**Required work:** Whenever a line below includes the string "JSON", show it.

**Data:**
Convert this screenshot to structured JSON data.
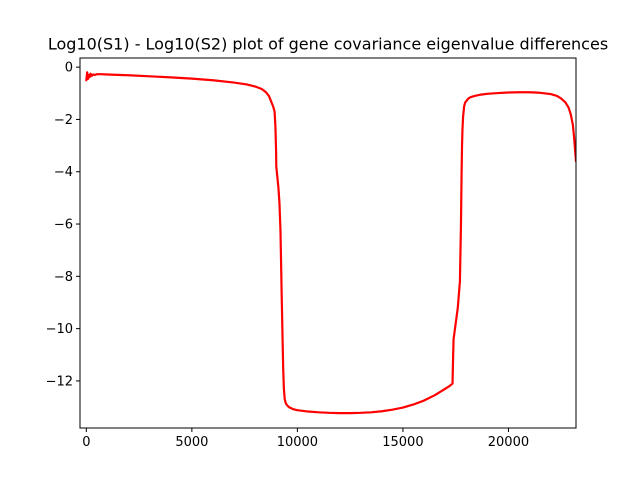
{
  "chart_data": {
    "type": "line",
    "title": "Log10(S1) - Log10(S2) plot of gene covariance eigenvalue differences",
    "xlabel": "",
    "ylabel": "",
    "xlim": [
      -300,
      23200
    ],
    "ylim": [
      -13.8,
      0.35
    ],
    "x_ticks": [
      0,
      5000,
      10000,
      15000,
      20000
    ],
    "x_tick_labels": [
      "0",
      "5000",
      "10000",
      "15000",
      "20000"
    ],
    "y_ticks": [
      0,
      -2,
      -4,
      -6,
      -8,
      -10,
      -12
    ],
    "y_tick_labels": [
      "0",
      "−2",
      "−4",
      "−6",
      "−8",
      "−10",
      "−12"
    ],
    "grid": false,
    "legend": "none",
    "series": [
      {
        "color": "#ff0000",
        "x": [
          0,
          40,
          80,
          120,
          160,
          200,
          260,
          320,
          400,
          500,
          700,
          1000,
          2000,
          3000,
          4000,
          5000,
          6000,
          7000,
          7600,
          8000,
          8300,
          8500,
          8650,
          8750,
          8850,
          8920,
          8960,
          8990,
          9000,
          9050,
          9100,
          9150,
          9200,
          9250,
          9300,
          9330,
          9360,
          9400,
          9450,
          9500,
          9600,
          9800,
          10000,
          10500,
          11000,
          11500,
          12000,
          12500,
          13000,
          13500,
          14000,
          14500,
          15000,
          15500,
          16000,
          16500,
          17000,
          17200,
          17350,
          17380,
          17400,
          17450,
          17500,
          17600,
          17700,
          17750,
          17780,
          17800,
          17820,
          17850,
          17900,
          17950,
          18000,
          18050,
          18100,
          18200,
          18400,
          18700,
          19000,
          19500,
          20000,
          20500,
          21000,
          21500,
          22000,
          22300,
          22500,
          22700,
          22850,
          22950,
          23050,
          23100,
          23150,
          23200
        ],
        "y": [
          -0.5,
          -0.2,
          -0.45,
          -0.3,
          -0.38,
          -0.25,
          -0.33,
          -0.28,
          -0.3,
          -0.27,
          -0.27,
          -0.28,
          -0.31,
          -0.35,
          -0.39,
          -0.44,
          -0.5,
          -0.59,
          -0.66,
          -0.74,
          -0.83,
          -0.95,
          -1.1,
          -1.3,
          -1.5,
          -1.7,
          -2.3,
          -3.2,
          -3.8,
          -4.2,
          -4.6,
          -5.2,
          -6.3,
          -8.5,
          -10.5,
          -11.6,
          -12.3,
          -12.7,
          -12.85,
          -12.92,
          -13.0,
          -13.08,
          -13.12,
          -13.17,
          -13.2,
          -13.22,
          -13.23,
          -13.23,
          -13.22,
          -13.2,
          -13.16,
          -13.1,
          -13.02,
          -12.9,
          -12.75,
          -12.55,
          -12.3,
          -12.2,
          -12.1,
          -11.0,
          -10.4,
          -10.1,
          -9.8,
          -9.2,
          -8.2,
          -6.0,
          -4.0,
          -3.0,
          -2.4,
          -1.9,
          -1.5,
          -1.35,
          -1.3,
          -1.25,
          -1.2,
          -1.15,
          -1.1,
          -1.05,
          -1.02,
          -0.99,
          -0.97,
          -0.96,
          -0.96,
          -0.98,
          -1.03,
          -1.1,
          -1.2,
          -1.35,
          -1.55,
          -1.8,
          -2.2,
          -2.6,
          -3.1,
          -3.6
        ]
      }
    ]
  }
}
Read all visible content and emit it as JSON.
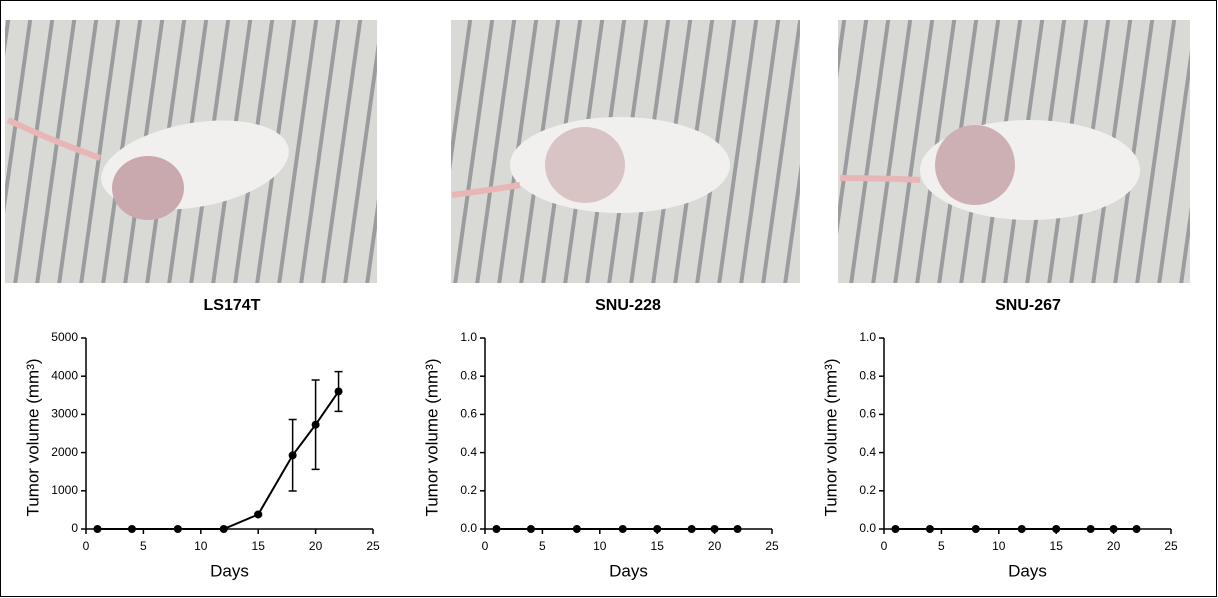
{
  "chart_data": [
    {
      "type": "line",
      "title": "LS174T",
      "xlabel": "Days",
      "ylabel": "Tumor volume (mm³)",
      "x": [
        1,
        4,
        8,
        12,
        15,
        18,
        20,
        22
      ],
      "values": [
        0,
        0,
        0,
        0,
        380,
        1930,
        2730,
        3600
      ],
      "errors": [
        0,
        0,
        0,
        0,
        30,
        935,
        1170,
        520
      ],
      "color": "#000000",
      "xlim": [
        0,
        25
      ],
      "xticks": [
        0,
        5,
        10,
        15,
        20,
        25
      ],
      "ylim": [
        0,
        5000
      ],
      "yticks": [
        0,
        1000,
        2000,
        3000,
        4000,
        5000
      ]
    },
    {
      "type": "line",
      "title": "SNU-228",
      "xlabel": "Days",
      "ylabel": "Tumor volume (mm³)",
      "x": [
        1,
        4,
        8,
        12,
        15,
        18,
        20,
        22
      ],
      "values": [
        0,
        0,
        0,
        0,
        0,
        0,
        0,
        0
      ],
      "color": "#000000",
      "xlim": [
        0,
        25
      ],
      "xticks": [
        0,
        5,
        10,
        15,
        20,
        25
      ],
      "ylim": [
        0,
        1
      ],
      "yticks": [
        {
          "value": 0,
          "label": "0.0"
        },
        {
          "value": 0.2,
          "label": "0.2"
        },
        {
          "value": 0.4,
          "label": "0.4"
        },
        {
          "value": 0.6,
          "label": "0.6"
        },
        {
          "value": 0.8,
          "label": "0.8"
        },
        {
          "value": 1,
          "label": "1.0"
        }
      ]
    },
    {
      "type": "line",
      "title": "SNU-267",
      "xlabel": "Days",
      "ylabel": "Tumor volume (mm³)",
      "x": [
        1,
        4,
        8,
        12,
        15,
        18,
        20,
        22
      ],
      "values": [
        0,
        0,
        0,
        0,
        0,
        0,
        0,
        0
      ],
      "color": "#000000",
      "xlim": [
        0,
        25
      ],
      "xticks": [
        0,
        5,
        10,
        15,
        20,
        25
      ],
      "ylim": [
        0,
        1
      ],
      "yticks": [
        {
          "value": 0,
          "label": "0.0"
        },
        {
          "value": 0.2,
          "label": "0.2"
        },
        {
          "value": 0.4,
          "label": "0.4"
        },
        {
          "value": 0.6,
          "label": "0.6"
        },
        {
          "value": 0.8,
          "label": "0.8"
        },
        {
          "value": 1,
          "label": "1.0"
        }
      ]
    }
  ]
}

**Task answer:**
Convert this screenshot to structured JSON data.
Read all visible content and emit it as JSON.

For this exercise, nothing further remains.